Dataset listings of figures:
####################
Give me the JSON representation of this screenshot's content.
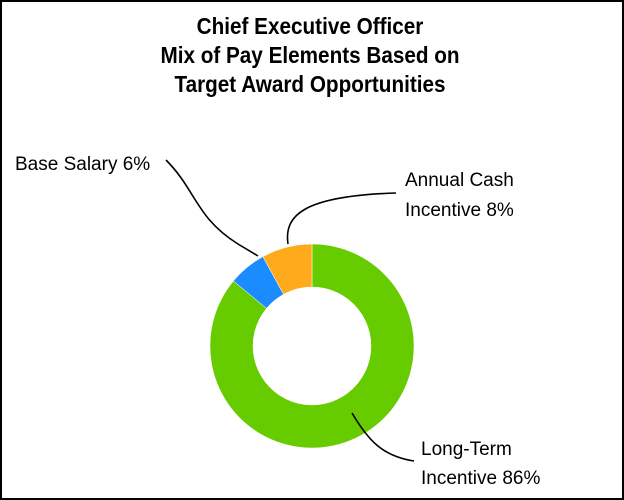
{
  "chart_data": {
    "type": "pie",
    "title_lines": [
      "Chief Executive Officer",
      "Mix of Pay Elements Based on",
      "Target Award Opportunities"
    ],
    "slices": [
      {
        "key": "long-term-incentive",
        "label_lines": [
          "Long-Term",
          "Incentive 86%"
        ],
        "value": 86,
        "color": "#66cc00"
      },
      {
        "key": "base-salary",
        "label_lines": [
          "Base Salary 6%"
        ],
        "value": 6,
        "color": "#1a8cff"
      },
      {
        "key": "annual-cash-incentive",
        "label_lines": [
          "Annual Cash",
          "Incentive 8%"
        ],
        "value": 8,
        "color": "#ffaa1a"
      }
    ],
    "style": "donut",
    "legend": "none"
  }
}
####################
» **YOUR GOAL**
Write out the entries again, exactly as given, skipping any images.

» **SOLUTION TO THE EXERCISE**
Give me the JSON representation of this screenshot's content.
{
  "chart_data": {
    "type": "pie",
    "title_lines": [
      "Chief Executive Officer",
      "Mix of Pay Elements Based on",
      "Target Award Opportunities"
    ],
    "slices": [
      {
        "key": "long-term-incentive",
        "label_lines": [
          "Long-Term",
          "Incentive 86%"
        ],
        "value": 86,
        "color": "#66cc00"
      },
      {
        "key": "base-salary",
        "label_lines": [
          "Base Salary 6%"
        ],
        "value": 6,
        "color": "#1a8cff"
      },
      {
        "key": "annual-cash-incentive",
        "label_lines": [
          "Annual Cash",
          "Incentive 8%"
        ],
        "value": 8,
        "color": "#ffaa1a"
      }
    ],
    "style": "donut",
    "legend": "none"
  }
}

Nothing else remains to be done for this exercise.